**Exercise brief**
Reproduce every one of the records below, line for line, with no changes.

**Information supplied**
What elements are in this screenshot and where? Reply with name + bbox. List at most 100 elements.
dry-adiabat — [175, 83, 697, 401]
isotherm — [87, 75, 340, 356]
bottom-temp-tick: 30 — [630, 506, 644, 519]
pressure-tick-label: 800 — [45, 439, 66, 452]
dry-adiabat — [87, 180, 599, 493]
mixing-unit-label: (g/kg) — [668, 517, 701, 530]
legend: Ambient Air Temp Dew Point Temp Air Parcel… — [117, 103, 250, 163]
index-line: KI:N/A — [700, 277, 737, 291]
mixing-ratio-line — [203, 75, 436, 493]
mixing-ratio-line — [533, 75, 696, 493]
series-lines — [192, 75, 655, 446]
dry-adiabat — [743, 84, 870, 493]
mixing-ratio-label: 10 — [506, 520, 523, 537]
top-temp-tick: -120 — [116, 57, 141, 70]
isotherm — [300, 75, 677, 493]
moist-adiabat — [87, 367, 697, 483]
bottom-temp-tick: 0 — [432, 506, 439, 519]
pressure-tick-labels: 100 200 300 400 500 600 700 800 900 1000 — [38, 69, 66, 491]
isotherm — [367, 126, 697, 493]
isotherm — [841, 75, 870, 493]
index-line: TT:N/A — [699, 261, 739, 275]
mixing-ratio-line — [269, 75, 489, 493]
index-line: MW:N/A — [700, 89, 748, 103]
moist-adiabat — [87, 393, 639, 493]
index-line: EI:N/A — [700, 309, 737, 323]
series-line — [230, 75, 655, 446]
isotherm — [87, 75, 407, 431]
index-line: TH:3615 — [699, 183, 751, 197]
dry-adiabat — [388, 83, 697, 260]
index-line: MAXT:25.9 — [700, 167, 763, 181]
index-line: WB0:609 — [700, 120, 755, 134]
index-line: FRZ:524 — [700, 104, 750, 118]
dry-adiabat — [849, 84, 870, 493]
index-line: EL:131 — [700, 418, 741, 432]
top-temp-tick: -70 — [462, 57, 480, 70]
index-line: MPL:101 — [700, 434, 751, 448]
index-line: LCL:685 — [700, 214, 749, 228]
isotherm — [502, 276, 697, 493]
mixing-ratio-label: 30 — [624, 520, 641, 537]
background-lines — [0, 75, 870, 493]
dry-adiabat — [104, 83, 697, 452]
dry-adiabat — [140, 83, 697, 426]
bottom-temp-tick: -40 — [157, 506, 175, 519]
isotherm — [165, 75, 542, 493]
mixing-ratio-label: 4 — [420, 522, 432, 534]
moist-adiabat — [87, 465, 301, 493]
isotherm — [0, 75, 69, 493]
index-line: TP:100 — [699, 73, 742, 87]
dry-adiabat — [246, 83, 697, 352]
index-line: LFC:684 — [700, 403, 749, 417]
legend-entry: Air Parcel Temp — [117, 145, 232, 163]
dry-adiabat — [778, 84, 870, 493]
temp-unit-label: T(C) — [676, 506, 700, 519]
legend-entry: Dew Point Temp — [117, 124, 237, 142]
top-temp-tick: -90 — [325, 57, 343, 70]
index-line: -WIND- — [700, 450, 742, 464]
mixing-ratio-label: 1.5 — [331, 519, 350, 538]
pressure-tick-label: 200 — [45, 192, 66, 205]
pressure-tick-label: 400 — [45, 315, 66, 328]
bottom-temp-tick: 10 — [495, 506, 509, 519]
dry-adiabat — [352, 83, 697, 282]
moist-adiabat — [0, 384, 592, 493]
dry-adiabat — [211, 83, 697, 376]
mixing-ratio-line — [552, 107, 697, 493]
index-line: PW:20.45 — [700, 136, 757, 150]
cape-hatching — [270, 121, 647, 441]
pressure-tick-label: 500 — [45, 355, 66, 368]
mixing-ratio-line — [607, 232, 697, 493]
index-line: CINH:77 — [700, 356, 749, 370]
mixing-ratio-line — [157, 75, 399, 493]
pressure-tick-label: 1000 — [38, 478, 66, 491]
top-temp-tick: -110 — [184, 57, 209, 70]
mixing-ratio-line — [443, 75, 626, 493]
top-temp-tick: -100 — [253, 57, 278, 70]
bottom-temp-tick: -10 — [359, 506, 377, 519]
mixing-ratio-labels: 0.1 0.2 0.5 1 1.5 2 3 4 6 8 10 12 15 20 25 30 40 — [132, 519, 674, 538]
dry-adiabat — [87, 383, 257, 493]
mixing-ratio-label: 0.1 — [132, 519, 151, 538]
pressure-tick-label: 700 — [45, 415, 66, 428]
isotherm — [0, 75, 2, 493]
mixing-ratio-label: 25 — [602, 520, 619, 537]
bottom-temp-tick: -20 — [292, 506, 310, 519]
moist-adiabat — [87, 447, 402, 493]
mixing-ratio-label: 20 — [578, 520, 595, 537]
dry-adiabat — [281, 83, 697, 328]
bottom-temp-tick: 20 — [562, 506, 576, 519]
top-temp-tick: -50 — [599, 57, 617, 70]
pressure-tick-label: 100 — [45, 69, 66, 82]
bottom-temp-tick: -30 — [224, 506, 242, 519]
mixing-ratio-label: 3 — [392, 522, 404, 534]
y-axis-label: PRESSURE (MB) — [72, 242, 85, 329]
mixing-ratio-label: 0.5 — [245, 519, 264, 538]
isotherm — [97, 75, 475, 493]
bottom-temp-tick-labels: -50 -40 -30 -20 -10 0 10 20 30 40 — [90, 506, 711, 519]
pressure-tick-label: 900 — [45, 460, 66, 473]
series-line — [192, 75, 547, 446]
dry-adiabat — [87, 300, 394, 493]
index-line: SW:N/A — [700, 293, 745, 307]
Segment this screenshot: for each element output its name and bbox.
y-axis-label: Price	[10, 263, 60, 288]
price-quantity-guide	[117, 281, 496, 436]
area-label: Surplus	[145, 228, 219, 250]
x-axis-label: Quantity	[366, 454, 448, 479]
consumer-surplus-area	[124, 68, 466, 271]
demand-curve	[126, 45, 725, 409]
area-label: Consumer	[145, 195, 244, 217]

**Result of this exercise**
What elements are in this screenshot and where? Reply with name + bbox. List at most 100 elements.
dry-adiabat — [175, 83, 697, 401]
isotherm — [87, 75, 340, 356]
bottom-temp-tick: 30 — [630, 506, 644, 519]
pressure-tick-label: 800 — [45, 439, 66, 452]
dry-adiabat — [87, 180, 599, 493]
mixing-unit-label: (g/kg) — [668, 517, 701, 530]
legend: Ambient Air Temp Dew Point Temp Air Parcel… — [117, 103, 250, 163]
index-line: KI:N/A — [700, 277, 737, 291]
mixing-ratio-line — [203, 75, 436, 493]
mixing-ratio-line — [533, 75, 696, 493]
series-lines — [192, 75, 655, 446]
dry-adiabat — [743, 84, 870, 493]
mixing-ratio-label: 10 — [506, 520, 523, 537]
top-temp-tick: -120 — [116, 57, 141, 70]
isotherm — [300, 75, 677, 493]
moist-adiabat — [87, 367, 697, 483]
bottom-temp-tick: 0 — [432, 506, 439, 519]
pressure-tick-labels: 100 200 300 400 500 600 700 800 900 1000 — [38, 69, 66, 491]
isotherm — [367, 126, 697, 493]
isotherm — [841, 75, 870, 493]
index-line: TT:N/A — [699, 261, 739, 275]
mixing-ratio-line — [269, 75, 489, 493]
index-line: MW:N/A — [700, 89, 748, 103]
moist-adiabat — [87, 393, 639, 493]
index-line: EI:N/A — [700, 309, 737, 323]
series-line — [230, 75, 655, 446]
isotherm — [87, 75, 407, 431]
index-line: TH:3615 — [699, 183, 751, 197]
dry-adiabat — [388, 83, 697, 260]
index-line: MAXT:25.9 — [700, 167, 763, 181]
index-line: WB0:609 — [700, 120, 755, 134]
index-line: FRZ:524 — [700, 104, 750, 118]
dry-adiabat — [849, 84, 870, 493]
index-line: EL:131 — [700, 418, 741, 432]
top-temp-tick: -70 — [462, 57, 480, 70]
index-line: MPL:101 — [700, 434, 751, 448]
index-line: LCL:685 — [700, 214, 749, 228]
isotherm — [502, 276, 697, 493]
mixing-ratio-label: 30 — [624, 520, 641, 537]
background-lines — [0, 75, 870, 493]
dry-adiabat — [104, 83, 697, 452]
dry-adiabat — [140, 83, 697, 426]
bottom-temp-tick: -40 — [157, 506, 175, 519]
isotherm — [165, 75, 542, 493]
mixing-ratio-label: 4 — [420, 522, 432, 534]
moist-adiabat — [87, 465, 301, 493]
isotherm — [0, 75, 69, 493]
index-line: TP:100 — [699, 73, 742, 87]
dry-adiabat — [246, 83, 697, 352]
index-line: LFC:684 — [700, 403, 749, 417]
legend-entry: Air Parcel Temp — [117, 145, 232, 163]
dry-adiabat — [778, 84, 870, 493]
temp-unit-label: T(C) — [676, 506, 700, 519]
legend-entry: Dew Point Temp — [117, 124, 237, 142]
top-temp-tick: -90 — [325, 57, 343, 70]
index-line: -WIND- — [700, 450, 742, 464]
mixing-ratio-label: 1.5 — [331, 519, 350, 538]
pressure-tick-label: 200 — [45, 192, 66, 205]
pressure-tick-label: 400 — [45, 315, 66, 328]
bottom-temp-tick: 10 — [495, 506, 509, 519]
dry-adiabat — [352, 83, 697, 282]
moist-adiabat — [0, 384, 592, 493]
dry-adiabat — [211, 83, 697, 376]
mixing-ratio-line — [552, 107, 697, 493]
index-line: PW:20.45 — [700, 136, 757, 150]
cape-hatching — [270, 121, 647, 441]
pressure-tick-label: 500 — [45, 355, 66, 368]
mixing-ratio-line — [607, 232, 697, 493]
index-line: CINH:77 — [700, 356, 749, 370]
mixing-ratio-line — [157, 75, 399, 493]
pressure-tick-label: 1000 — [38, 478, 66, 491]
top-temp-tick: -110 — [184, 57, 209, 70]
mixing-ratio-line — [443, 75, 626, 493]
top-temp-tick: -100 — [253, 57, 278, 70]
bottom-temp-tick: -10 — [359, 506, 377, 519]
mixing-ratio-labels: 0.1 0.2 0.5 1 1.5 2 3 4 6 8 10 12 15 20 25 30 40 — [132, 519, 674, 538]
dry-adiabat — [87, 383, 257, 493]
mixing-ratio-label: 0.1 — [132, 519, 151, 538]
pressure-tick-label: 700 — [45, 415, 66, 428]
isotherm — [0, 75, 2, 493]
mixing-ratio-label: 25 — [602, 520, 619, 537]
bottom-temp-tick: -20 — [292, 506, 310, 519]
moist-adiabat — [87, 447, 402, 493]
mixing-ratio-label: 20 — [578, 520, 595, 537]
dry-adiabat — [281, 83, 697, 328]
bottom-temp-tick: 20 — [562, 506, 576, 519]
top-temp-tick: -50 — [599, 57, 617, 70]
pressure-tick-label: 100 — [45, 69, 66, 82]
bottom-temp-tick: -30 — [224, 506, 242, 519]
mixing-ratio-label: 3 — [392, 522, 404, 534]
y-axis-label: PRESSURE (MB) — [72, 242, 85, 329]
mixing-ratio-label: 0.5 — [245, 519, 264, 538]
isotherm — [97, 75, 475, 493]
bottom-temp-tick-labels: -50 -40 -30 -20 -10 0 10 20 30 40 — [90, 506, 711, 519]
pressure-tick-label: 900 — [45, 460, 66, 473]
series-line — [192, 75, 547, 446]
dry-adiabat — [87, 300, 394, 493]
index-line: SW:N/A — [700, 293, 745, 307]
Segment this screenshot: for each element output its name and bbox.
y-axis-label: Price	[10, 263, 60, 288]
price-quantity-guide	[117, 281, 496, 436]
area-label: Surplus	[145, 228, 219, 250]
x-axis-label: Quantity	[366, 454, 448, 479]
consumer-surplus-area	[124, 68, 466, 271]
demand-curve	[126, 45, 725, 409]
area-label: Consumer	[145, 195, 244, 217]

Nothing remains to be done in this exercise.